*GOAL*. Reproduce every one of the entries below, word for word and line for line.

*EXTRACTED MATERIAL*.
■ ■ ■
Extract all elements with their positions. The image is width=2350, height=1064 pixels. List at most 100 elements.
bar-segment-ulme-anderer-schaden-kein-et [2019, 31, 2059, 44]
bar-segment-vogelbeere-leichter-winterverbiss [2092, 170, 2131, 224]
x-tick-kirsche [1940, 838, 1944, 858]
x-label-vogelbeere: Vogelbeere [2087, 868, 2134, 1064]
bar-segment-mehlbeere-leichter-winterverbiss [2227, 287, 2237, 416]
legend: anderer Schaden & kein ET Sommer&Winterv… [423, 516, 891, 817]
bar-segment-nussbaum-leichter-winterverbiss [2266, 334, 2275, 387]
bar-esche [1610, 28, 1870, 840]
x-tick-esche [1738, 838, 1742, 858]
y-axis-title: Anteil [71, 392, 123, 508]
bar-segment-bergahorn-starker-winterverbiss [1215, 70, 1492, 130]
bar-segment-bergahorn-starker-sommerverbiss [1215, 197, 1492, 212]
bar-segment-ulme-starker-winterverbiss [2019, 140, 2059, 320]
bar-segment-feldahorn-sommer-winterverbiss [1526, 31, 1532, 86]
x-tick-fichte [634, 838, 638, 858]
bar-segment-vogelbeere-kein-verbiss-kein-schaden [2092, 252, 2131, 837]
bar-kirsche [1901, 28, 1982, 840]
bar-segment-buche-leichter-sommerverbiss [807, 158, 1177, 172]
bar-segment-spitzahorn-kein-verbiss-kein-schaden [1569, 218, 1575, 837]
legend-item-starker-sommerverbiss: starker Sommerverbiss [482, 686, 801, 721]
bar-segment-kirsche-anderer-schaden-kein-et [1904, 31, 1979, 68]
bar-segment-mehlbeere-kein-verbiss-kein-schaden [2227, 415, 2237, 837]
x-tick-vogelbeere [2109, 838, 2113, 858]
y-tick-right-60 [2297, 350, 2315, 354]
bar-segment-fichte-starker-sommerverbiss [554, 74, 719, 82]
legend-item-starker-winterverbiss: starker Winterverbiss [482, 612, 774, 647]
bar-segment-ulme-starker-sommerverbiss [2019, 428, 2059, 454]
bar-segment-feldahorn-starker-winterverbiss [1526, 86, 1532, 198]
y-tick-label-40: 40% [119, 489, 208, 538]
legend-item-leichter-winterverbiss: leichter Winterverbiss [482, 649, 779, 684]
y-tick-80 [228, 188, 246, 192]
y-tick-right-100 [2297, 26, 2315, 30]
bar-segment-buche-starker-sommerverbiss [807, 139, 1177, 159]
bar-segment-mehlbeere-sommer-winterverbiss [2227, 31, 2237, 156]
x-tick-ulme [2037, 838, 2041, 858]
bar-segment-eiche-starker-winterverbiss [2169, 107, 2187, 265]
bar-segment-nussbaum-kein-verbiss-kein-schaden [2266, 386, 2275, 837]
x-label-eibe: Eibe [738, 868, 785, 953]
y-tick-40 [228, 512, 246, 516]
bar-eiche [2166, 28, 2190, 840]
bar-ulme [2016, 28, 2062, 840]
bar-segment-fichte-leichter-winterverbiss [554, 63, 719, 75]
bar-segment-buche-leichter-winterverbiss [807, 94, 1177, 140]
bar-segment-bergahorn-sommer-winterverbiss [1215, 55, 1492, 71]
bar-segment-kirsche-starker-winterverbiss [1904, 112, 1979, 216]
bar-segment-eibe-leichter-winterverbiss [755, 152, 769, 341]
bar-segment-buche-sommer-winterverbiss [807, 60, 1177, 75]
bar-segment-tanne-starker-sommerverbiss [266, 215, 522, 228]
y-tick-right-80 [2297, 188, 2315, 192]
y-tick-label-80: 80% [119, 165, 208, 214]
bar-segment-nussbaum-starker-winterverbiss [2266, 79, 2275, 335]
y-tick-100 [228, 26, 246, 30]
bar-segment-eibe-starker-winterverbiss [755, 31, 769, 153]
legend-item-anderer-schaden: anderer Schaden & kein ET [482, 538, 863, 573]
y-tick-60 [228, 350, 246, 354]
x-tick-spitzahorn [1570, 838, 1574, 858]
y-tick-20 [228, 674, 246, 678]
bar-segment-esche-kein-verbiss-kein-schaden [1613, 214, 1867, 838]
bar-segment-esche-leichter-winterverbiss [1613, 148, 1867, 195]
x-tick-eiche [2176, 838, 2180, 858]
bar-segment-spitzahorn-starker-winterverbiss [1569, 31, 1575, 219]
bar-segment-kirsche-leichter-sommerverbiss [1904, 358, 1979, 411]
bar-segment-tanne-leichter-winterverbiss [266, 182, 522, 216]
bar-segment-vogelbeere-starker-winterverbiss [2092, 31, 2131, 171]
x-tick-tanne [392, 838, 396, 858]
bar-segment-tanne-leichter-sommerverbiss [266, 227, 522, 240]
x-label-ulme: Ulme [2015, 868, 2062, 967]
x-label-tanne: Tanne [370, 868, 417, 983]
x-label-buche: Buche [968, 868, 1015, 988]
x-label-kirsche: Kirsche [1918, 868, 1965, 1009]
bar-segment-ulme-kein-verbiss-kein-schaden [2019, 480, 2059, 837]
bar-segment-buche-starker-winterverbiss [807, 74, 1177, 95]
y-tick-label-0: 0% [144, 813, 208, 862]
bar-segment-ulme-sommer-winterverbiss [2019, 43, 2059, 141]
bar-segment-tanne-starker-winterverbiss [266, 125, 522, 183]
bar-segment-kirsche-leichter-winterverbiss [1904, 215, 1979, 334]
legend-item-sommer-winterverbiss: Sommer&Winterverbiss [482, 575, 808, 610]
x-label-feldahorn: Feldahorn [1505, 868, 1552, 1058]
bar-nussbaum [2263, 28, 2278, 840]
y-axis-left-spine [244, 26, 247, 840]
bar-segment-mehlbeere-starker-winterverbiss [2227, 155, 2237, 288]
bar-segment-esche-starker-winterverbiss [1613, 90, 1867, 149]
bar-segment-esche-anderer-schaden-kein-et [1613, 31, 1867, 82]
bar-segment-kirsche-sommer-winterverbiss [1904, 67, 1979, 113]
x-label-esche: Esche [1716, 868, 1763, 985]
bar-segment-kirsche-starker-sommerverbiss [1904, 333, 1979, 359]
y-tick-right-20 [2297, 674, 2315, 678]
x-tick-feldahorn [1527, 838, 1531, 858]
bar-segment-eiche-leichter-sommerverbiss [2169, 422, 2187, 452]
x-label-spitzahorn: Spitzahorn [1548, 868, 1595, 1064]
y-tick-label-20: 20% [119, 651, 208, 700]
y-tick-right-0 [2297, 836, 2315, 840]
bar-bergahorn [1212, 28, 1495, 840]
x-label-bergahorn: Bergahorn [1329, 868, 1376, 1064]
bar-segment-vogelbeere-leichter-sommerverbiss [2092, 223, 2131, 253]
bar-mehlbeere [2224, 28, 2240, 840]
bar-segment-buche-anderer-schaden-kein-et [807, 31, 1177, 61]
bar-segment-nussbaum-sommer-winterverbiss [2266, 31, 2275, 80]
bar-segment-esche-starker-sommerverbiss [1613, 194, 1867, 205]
■ ■ ■
*RESULT*.
Extract all elements with their positions. The image is width=2350, height=1064 pixels. List at most 100 elements.
bar-segment-ulme-anderer-schaden-kein-et [2019, 31, 2059, 44]
bar-segment-vogelbeere-leichter-winterverbiss [2092, 170, 2131, 224]
x-tick-kirsche [1940, 838, 1944, 858]
x-label-vogelbeere: Vogelbeere [2087, 868, 2134, 1064]
bar-segment-mehlbeere-leichter-winterverbiss [2227, 287, 2237, 416]
legend: anderer Schaden & kein ET Sommer&Winterv… [423, 516, 891, 817]
bar-segment-nussbaum-leichter-winterverbiss [2266, 334, 2275, 387]
bar-esche [1610, 28, 1870, 840]
x-tick-esche [1738, 838, 1742, 858]
y-axis-title: Anteil [71, 392, 123, 508]
bar-segment-bergahorn-starker-winterverbiss [1215, 70, 1492, 130]
bar-segment-bergahorn-starker-sommerverbiss [1215, 197, 1492, 212]
bar-segment-ulme-starker-winterverbiss [2019, 140, 2059, 320]
bar-segment-feldahorn-sommer-winterverbiss [1526, 31, 1532, 86]
x-tick-fichte [634, 838, 638, 858]
bar-segment-vogelbeere-kein-verbiss-kein-schaden [2092, 252, 2131, 837]
bar-kirsche [1901, 28, 1982, 840]
bar-segment-buche-leichter-sommerverbiss [807, 158, 1177, 172]
bar-segment-spitzahorn-kein-verbiss-kein-schaden [1569, 218, 1575, 837]
legend-item-starker-sommerverbiss: starker Sommerverbiss [482, 686, 801, 721]
bar-segment-kirsche-anderer-schaden-kein-et [1904, 31, 1979, 68]
bar-segment-mehlbeere-kein-verbiss-kein-schaden [2227, 415, 2237, 837]
x-tick-vogelbeere [2109, 838, 2113, 858]
y-tick-right-60 [2297, 350, 2315, 354]
bar-segment-fichte-starker-sommerverbiss [554, 74, 719, 82]
legend-item-starker-winterverbiss: starker Winterverbiss [482, 612, 774, 647]
bar-segment-ulme-starker-sommerverbiss [2019, 428, 2059, 454]
bar-segment-feldahorn-starker-winterverbiss [1526, 86, 1532, 198]
y-tick-label-40: 40% [119, 489, 208, 538]
legend-item-leichter-winterverbiss: leichter Winterverbiss [482, 649, 779, 684]
y-tick-80 [228, 188, 246, 192]
y-tick-right-100 [2297, 26, 2315, 30]
bar-segment-buche-starker-sommerverbiss [807, 139, 1177, 159]
bar-segment-mehlbeere-sommer-winterverbiss [2227, 31, 2237, 156]
x-tick-ulme [2037, 838, 2041, 858]
bar-segment-eiche-starker-winterverbiss [2169, 107, 2187, 265]
bar-segment-nussbaum-kein-verbiss-kein-schaden [2266, 386, 2275, 837]
x-label-eibe: Eibe [738, 868, 785, 953]
y-tick-40 [228, 512, 246, 516]
bar-eiche [2166, 28, 2190, 840]
bar-ulme [2016, 28, 2062, 840]
bar-segment-fichte-leichter-winterverbiss [554, 63, 719, 75]
bar-segment-buche-leichter-winterverbiss [807, 94, 1177, 140]
bar-segment-bergahorn-sommer-winterverbiss [1215, 55, 1492, 71]
bar-segment-kirsche-starker-winterverbiss [1904, 112, 1979, 216]
bar-segment-eibe-leichter-winterverbiss [755, 152, 769, 341]
bar-segment-buche-sommer-winterverbiss [807, 60, 1177, 75]
bar-segment-tanne-starker-sommerverbiss [266, 215, 522, 228]
y-tick-right-80 [2297, 188, 2315, 192]
y-tick-label-80: 80% [119, 165, 208, 214]
bar-segment-nussbaum-starker-winterverbiss [2266, 79, 2275, 335]
y-tick-100 [228, 26, 246, 30]
bar-segment-eibe-starker-winterverbiss [755, 31, 769, 153]
legend-item-anderer-schaden: anderer Schaden & kein ET [482, 538, 863, 573]
y-tick-60 [228, 350, 246, 354]
x-tick-spitzahorn [1570, 838, 1574, 858]
y-tick-20 [228, 674, 246, 678]
bar-segment-esche-kein-verbiss-kein-schaden [1613, 214, 1867, 838]
bar-segment-esche-leichter-winterverbiss [1613, 148, 1867, 195]
x-tick-eiche [2176, 838, 2180, 858]
bar-segment-spitzahorn-starker-winterverbiss [1569, 31, 1575, 219]
bar-segment-kirsche-leichter-sommerverbiss [1904, 358, 1979, 411]
bar-segment-tanne-leichter-winterverbiss [266, 182, 522, 216]
bar-segment-vogelbeere-starker-winterverbiss [2092, 31, 2131, 171]
x-tick-tanne [392, 838, 396, 858]
bar-segment-tanne-leichter-sommerverbiss [266, 227, 522, 240]
x-label-ulme: Ulme [2015, 868, 2062, 967]
x-label-tanne: Tanne [370, 868, 417, 983]
x-label-buche: Buche [968, 868, 1015, 988]
x-label-kirsche: Kirsche [1918, 868, 1965, 1009]
bar-segment-ulme-kein-verbiss-kein-schaden [2019, 480, 2059, 837]
bar-segment-buche-starker-winterverbiss [807, 74, 1177, 95]
y-tick-label-0: 0% [144, 813, 208, 862]
bar-segment-ulme-sommer-winterverbiss [2019, 43, 2059, 141]
bar-segment-tanne-starker-winterverbiss [266, 125, 522, 183]
bar-segment-kirsche-leichter-winterverbiss [1904, 215, 1979, 334]
legend-item-sommer-winterverbiss: Sommer&Winterverbiss [482, 575, 808, 610]
x-label-feldahorn: Feldahorn [1505, 868, 1552, 1058]
bar-nussbaum [2263, 28, 2278, 840]
y-axis-left-spine [244, 26, 247, 840]
bar-segment-mehlbeere-starker-winterverbiss [2227, 155, 2237, 288]
bar-segment-esche-starker-winterverbiss [1613, 90, 1867, 149]
bar-segment-esche-anderer-schaden-kein-et [1613, 31, 1867, 82]
bar-segment-kirsche-sommer-winterverbiss [1904, 67, 1979, 113]
x-label-esche: Esche [1716, 868, 1763, 985]
bar-segment-kirsche-starker-sommerverbiss [1904, 333, 1979, 359]
y-tick-right-20 [2297, 674, 2315, 678]
x-tick-feldahorn [1527, 838, 1531, 858]
bar-segment-eiche-leichter-sommerverbiss [2169, 422, 2187, 452]
x-label-spitzahorn: Spitzahorn [1548, 868, 1595, 1064]
y-tick-label-20: 20% [119, 651, 208, 700]
y-tick-right-0 [2297, 836, 2315, 840]
bar-bergahorn [1212, 28, 1495, 840]
x-label-bergahorn: Bergahorn [1329, 868, 1376, 1064]
bar-segment-vogelbeere-leichter-sommerverbiss [2092, 223, 2131, 253]
bar-mehlbeere [2224, 28, 2240, 840]
bar-segment-buche-anderer-schaden-kein-et [807, 31, 1177, 61]
bar-segment-nussbaum-sommer-winterverbiss [2266, 31, 2275, 80]
bar-segment-esche-starker-sommerverbiss [1613, 194, 1867, 205]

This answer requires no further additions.